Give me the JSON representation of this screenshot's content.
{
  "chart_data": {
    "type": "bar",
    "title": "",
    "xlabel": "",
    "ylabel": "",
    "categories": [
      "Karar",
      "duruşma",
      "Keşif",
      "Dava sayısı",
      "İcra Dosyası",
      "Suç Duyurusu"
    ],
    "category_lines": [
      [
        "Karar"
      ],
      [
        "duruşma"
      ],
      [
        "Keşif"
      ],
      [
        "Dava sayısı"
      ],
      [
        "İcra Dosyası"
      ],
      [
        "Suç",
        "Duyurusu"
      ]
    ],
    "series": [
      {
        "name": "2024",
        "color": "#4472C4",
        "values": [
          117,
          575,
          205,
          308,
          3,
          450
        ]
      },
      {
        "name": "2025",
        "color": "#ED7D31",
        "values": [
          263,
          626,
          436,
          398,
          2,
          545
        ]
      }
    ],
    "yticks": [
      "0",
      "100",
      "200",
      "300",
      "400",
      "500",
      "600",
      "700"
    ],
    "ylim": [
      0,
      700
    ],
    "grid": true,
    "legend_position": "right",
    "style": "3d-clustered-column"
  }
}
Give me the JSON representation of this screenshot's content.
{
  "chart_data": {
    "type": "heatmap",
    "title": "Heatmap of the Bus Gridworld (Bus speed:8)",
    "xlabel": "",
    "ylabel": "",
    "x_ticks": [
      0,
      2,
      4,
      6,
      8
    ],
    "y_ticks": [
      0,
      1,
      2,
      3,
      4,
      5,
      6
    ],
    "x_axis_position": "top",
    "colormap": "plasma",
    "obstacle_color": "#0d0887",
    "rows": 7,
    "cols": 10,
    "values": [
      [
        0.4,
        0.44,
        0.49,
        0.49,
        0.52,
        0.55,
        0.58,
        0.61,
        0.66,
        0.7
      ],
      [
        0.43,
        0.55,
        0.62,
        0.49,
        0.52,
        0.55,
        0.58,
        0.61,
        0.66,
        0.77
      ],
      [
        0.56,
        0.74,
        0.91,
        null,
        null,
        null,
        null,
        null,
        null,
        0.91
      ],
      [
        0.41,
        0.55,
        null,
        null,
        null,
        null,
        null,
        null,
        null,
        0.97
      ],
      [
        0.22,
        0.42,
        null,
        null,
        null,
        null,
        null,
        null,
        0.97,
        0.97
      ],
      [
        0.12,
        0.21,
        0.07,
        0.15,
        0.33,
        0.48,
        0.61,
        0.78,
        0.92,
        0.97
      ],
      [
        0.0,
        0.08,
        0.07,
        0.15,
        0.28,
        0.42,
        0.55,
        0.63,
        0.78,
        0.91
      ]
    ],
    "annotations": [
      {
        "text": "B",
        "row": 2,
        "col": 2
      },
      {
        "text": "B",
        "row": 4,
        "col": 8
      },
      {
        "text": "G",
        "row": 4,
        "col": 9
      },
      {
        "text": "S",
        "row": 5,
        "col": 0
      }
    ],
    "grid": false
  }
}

++++++

» Set task
Repeat each of the entries above precisely as given.

» Solution for this exercise
Give me the JSON representation of this screenshot's content.
{
  "chart_data": {
    "type": "bar",
    "title": "",
    "xlabel": "",
    "ylabel": "",
    "categories": [
      "Karar",
      "duruşma",
      "Keşif",
      "Dava sayısı",
      "İcra Dosyası",
      "Suç Duyurusu"
    ],
    "category_lines": [
      [
        "Karar"
      ],
      [
        "duruşma"
      ],
      [
        "Keşif"
      ],
      [
        "Dava sayısı"
      ],
      [
        "İcra Dosyası"
      ],
      [
        "Suç",
        "Duyurusu"
      ]
    ],
    "series": [
      {
        "name": "2024",
        "color": "#4472C4",
        "values": [
          117,
          575,
          205,
          308,
          3,
          450
        ]
      },
      {
        "name": "2025",
        "color": "#ED7D31",
        "values": [
          263,
          626,
          436,
          398,
          2,
          545
        ]
      }
    ],
    "yticks": [
      "0",
      "100",
      "200",
      "300",
      "400",
      "500",
      "600",
      "700"
    ],
    "ylim": [
      0,
      700
    ],
    "grid": true,
    "legend_position": "right",
    "style": "3d-clustered-column"
  }
}
Give me the JSON representation of this screenshot's content.
{
  "chart_data": {
    "type": "heatmap",
    "title": "Heatmap of the Bus Gridworld (Bus speed:8)",
    "xlabel": "",
    "ylabel": "",
    "x_ticks": [
      0,
      2,
      4,
      6,
      8
    ],
    "y_ticks": [
      0,
      1,
      2,
      3,
      4,
      5,
      6
    ],
    "x_axis_position": "top",
    "colormap": "plasma",
    "obstacle_color": "#0d0887",
    "rows": 7,
    "cols": 10,
    "values": [
      [
        0.4,
        0.44,
        0.49,
        0.49,
        0.52,
        0.55,
        0.58,
        0.61,
        0.66,
        0.7
      ],
      [
        0.43,
        0.55,
        0.62,
        0.49,
        0.52,
        0.55,
        0.58,
        0.61,
        0.66,
        0.77
      ],
      [
        0.56,
        0.74,
        0.91,
        null,
        null,
        null,
        null,
        null,
        null,
        0.91
      ],
      [
        0.41,
        0.55,
        null,
        null,
        null,
        null,
        null,
        null,
        null,
        0.97
      ],
      [
        0.22,
        0.42,
        null,
        null,
        null,
        null,
        null,
        null,
        0.97,
        0.97
      ],
      [
        0.12,
        0.21,
        0.07,
        0.15,
        0.33,
        0.48,
        0.61,
        0.78,
        0.92,
        0.97
      ],
      [
        0.0,
        0.08,
        0.07,
        0.15,
        0.28,
        0.42,
        0.55,
        0.63,
        0.78,
        0.91
      ]
    ],
    "annotations": [
      {
        "text": "B",
        "row": 2,
        "col": 2
      },
      {
        "text": "B",
        "row": 4,
        "col": 8
      },
      {
        "text": "G",
        "row": 4,
        "col": 9
      },
      {
        "text": "S",
        "row": 5,
        "col": 0
      }
    ],
    "grid": false
  }
}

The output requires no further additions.